What you have to do: Find the lines that hold the word "picked" and return them.

Stored data entries:
____________________

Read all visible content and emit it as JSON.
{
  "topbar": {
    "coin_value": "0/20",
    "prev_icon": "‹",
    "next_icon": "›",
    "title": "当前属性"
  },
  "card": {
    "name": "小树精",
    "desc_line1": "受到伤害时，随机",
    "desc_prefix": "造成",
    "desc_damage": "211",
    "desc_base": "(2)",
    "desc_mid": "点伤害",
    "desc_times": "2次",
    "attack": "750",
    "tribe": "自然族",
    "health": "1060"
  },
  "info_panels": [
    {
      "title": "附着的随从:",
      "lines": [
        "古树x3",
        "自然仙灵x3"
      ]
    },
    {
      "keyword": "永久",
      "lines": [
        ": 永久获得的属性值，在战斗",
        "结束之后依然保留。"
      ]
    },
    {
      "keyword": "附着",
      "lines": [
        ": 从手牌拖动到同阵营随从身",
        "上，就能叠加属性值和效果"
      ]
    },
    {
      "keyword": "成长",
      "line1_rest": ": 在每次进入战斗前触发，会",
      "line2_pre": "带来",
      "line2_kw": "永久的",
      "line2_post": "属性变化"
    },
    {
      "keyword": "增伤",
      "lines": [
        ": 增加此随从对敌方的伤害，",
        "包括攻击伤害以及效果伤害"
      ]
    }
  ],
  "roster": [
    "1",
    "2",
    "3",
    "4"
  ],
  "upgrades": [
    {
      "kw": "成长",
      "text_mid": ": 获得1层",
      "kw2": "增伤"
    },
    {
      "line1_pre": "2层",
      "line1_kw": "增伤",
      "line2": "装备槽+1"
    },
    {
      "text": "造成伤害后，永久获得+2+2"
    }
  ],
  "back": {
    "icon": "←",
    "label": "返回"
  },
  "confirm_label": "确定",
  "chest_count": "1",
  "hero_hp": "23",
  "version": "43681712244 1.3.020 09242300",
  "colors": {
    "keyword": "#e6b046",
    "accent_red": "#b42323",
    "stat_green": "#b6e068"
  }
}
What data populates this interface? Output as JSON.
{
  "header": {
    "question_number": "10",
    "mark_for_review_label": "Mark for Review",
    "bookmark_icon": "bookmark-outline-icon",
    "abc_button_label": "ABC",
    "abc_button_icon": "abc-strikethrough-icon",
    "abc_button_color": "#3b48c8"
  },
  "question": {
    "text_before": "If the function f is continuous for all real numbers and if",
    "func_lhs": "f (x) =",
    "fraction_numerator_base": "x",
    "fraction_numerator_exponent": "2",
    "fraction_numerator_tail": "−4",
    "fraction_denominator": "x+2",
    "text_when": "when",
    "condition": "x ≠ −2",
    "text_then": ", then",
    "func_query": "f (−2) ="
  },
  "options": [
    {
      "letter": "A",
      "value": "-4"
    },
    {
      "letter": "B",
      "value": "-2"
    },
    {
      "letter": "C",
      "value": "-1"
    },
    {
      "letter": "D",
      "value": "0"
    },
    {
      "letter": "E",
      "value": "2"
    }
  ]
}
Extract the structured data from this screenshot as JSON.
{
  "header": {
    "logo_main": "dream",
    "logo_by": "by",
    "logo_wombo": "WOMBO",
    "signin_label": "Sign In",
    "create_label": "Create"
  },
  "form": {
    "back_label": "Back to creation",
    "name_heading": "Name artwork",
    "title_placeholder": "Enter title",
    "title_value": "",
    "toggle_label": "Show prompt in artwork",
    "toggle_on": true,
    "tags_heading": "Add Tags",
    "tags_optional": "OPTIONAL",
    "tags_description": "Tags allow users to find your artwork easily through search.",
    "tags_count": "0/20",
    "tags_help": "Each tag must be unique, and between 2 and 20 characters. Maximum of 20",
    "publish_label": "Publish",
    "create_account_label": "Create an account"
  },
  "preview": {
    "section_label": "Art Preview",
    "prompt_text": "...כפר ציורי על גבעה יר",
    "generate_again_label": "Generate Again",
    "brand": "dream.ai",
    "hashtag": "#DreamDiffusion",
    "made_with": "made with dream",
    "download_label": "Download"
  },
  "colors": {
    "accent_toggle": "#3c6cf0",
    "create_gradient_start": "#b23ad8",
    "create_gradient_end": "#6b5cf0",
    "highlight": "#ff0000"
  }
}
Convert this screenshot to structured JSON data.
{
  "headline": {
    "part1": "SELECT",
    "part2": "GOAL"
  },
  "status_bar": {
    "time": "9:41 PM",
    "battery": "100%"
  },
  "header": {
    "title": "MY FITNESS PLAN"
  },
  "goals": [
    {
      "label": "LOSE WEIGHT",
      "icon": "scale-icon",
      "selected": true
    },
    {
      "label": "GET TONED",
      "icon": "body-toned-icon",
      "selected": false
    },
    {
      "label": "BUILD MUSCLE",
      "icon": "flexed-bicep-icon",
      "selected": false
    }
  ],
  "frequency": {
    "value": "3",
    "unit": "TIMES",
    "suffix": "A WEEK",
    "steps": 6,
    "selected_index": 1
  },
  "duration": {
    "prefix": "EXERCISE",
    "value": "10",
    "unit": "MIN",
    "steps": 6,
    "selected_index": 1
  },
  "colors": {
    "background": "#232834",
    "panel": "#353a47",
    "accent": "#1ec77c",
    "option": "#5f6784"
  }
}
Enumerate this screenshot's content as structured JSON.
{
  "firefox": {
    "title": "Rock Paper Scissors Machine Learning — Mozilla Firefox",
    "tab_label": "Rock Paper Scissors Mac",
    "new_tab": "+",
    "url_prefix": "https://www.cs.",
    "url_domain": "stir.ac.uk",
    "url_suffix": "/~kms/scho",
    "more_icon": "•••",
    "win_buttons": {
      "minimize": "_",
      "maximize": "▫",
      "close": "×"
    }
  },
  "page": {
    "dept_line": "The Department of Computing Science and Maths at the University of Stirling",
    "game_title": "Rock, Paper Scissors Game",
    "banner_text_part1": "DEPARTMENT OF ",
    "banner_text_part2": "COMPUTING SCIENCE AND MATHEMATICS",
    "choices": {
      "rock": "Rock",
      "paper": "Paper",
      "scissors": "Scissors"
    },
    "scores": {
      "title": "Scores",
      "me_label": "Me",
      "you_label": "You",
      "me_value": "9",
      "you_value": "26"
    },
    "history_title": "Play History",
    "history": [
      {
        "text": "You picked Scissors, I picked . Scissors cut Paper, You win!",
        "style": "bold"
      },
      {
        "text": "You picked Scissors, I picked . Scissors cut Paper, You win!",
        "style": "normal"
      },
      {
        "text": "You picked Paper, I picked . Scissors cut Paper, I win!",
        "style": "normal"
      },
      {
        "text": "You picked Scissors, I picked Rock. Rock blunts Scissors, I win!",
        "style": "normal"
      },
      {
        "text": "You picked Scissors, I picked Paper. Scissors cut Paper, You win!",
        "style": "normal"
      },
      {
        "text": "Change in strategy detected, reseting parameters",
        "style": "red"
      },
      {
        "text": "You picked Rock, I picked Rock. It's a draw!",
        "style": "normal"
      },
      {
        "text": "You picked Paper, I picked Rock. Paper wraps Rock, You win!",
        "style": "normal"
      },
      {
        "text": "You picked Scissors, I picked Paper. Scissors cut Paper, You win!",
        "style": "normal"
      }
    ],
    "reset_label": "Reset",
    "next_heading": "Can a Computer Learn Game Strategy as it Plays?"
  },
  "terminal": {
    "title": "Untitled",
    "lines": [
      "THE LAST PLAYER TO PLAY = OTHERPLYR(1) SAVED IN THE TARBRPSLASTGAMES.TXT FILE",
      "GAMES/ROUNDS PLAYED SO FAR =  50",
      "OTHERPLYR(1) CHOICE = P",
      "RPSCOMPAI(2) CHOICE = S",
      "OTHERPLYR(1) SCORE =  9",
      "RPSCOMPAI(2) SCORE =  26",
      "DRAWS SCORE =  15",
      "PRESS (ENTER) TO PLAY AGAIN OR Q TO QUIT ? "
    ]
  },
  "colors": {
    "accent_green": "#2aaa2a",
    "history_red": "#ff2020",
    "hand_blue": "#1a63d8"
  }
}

____________________

Solution for this problem:
        "text": "You picked Scissors, I picked . Scissors cut Paper, You win!",
        "text": "You picked Scissors, I picked . Scissors cut Paper, You win!",
        "text": "You picked Paper, I picked . Scissors cut Paper, I win!",
        "text": "You picked Scissors, I picked Rock. Rock blunts Scissors, I win!",
        "text": "You picked Scissors, I picked Paper. Scissors cut Paper, You win!",
        "text": "You picked Rock, I picked Rock. It's a draw!",
        "text": "You picked Paper, I picked Rock. Paper wraps Rock, You win!",
        "text": "You picked Scissors, I picked Paper. Scissors cut Paper, You win!",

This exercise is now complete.